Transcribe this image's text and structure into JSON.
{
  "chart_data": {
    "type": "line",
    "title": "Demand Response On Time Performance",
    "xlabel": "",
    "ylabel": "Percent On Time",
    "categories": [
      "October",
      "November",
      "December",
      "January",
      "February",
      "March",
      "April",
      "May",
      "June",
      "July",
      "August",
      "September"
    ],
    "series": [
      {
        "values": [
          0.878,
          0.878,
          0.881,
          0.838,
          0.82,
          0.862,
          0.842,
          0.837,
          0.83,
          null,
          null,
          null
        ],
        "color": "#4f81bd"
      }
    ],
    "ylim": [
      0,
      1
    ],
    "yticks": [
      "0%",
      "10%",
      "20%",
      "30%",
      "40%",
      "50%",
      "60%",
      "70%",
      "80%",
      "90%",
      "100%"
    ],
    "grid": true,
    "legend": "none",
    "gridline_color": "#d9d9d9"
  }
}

┄┄┄┄┄┄┄┄┄┄┄┄┄┄┄┄┄┄┄┄

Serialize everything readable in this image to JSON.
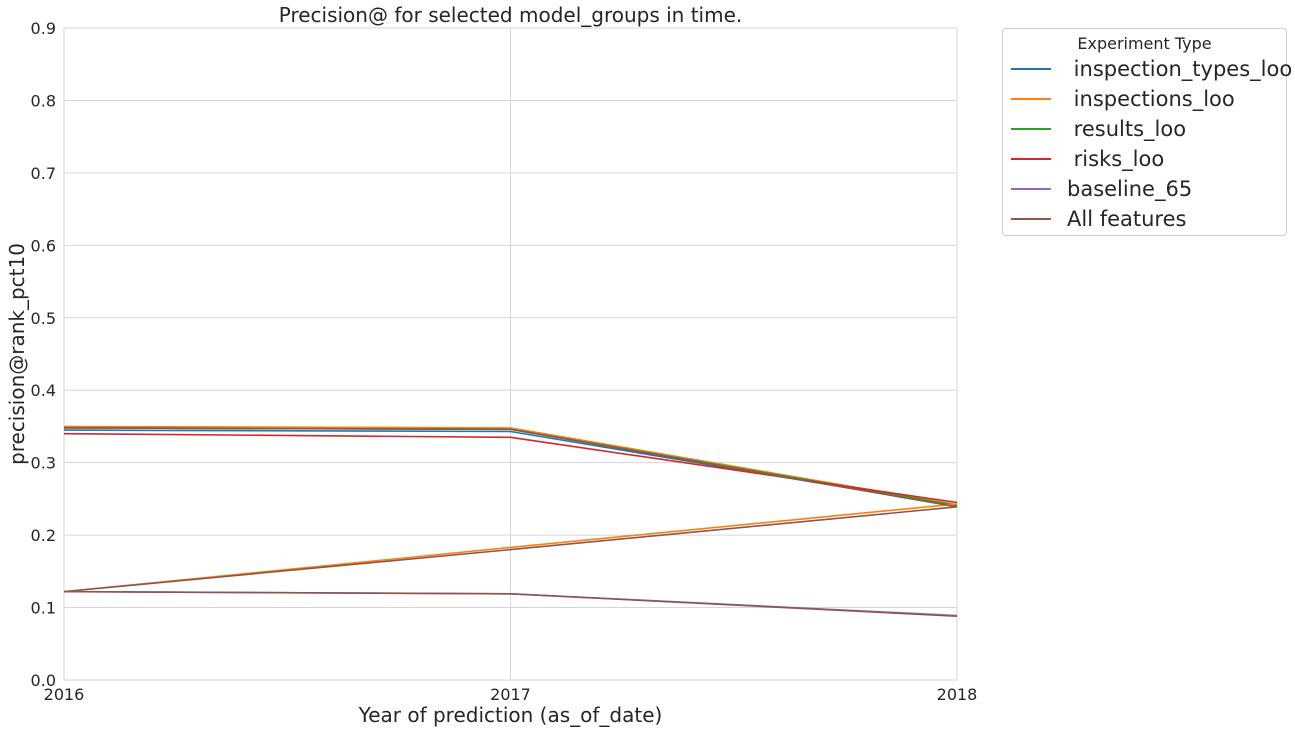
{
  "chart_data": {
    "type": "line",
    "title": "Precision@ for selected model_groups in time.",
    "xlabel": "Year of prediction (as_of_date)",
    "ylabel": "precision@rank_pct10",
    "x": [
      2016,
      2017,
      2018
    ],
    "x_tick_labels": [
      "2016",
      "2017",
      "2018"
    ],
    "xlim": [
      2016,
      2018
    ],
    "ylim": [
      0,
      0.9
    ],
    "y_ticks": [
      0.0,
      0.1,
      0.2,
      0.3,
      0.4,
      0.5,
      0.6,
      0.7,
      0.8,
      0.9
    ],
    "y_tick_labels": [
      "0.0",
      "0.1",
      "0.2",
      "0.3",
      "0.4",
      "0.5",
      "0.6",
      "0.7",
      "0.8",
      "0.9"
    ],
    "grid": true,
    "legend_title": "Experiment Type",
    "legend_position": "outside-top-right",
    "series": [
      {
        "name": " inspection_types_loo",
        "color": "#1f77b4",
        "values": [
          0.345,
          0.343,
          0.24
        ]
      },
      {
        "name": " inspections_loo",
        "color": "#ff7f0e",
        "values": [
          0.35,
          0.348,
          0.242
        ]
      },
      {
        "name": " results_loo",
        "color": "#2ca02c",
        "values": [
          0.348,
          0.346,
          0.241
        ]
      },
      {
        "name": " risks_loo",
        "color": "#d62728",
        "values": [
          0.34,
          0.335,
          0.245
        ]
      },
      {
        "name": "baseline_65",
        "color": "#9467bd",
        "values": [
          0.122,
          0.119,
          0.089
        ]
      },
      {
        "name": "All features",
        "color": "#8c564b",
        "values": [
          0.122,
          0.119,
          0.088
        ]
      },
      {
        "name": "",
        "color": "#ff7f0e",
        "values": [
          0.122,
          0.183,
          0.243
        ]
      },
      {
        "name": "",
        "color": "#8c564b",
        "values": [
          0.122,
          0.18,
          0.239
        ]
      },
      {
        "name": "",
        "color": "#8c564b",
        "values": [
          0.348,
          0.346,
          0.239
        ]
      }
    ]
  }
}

┄┄┄┄┄┄┄┄┄┄┄┄┄┄┄┄┄┄┄┄

Task objective:
List every line from the entries above in which "name" appears.

Expected output:
        "name": " inspection_types_loo",
        "name": " inspections_loo",
        "name": " results_loo",
        "name": " risks_loo",
        "name": "baseline_65",
        "name": "All features",
        "name": "",
        "name": "",
        "name": "",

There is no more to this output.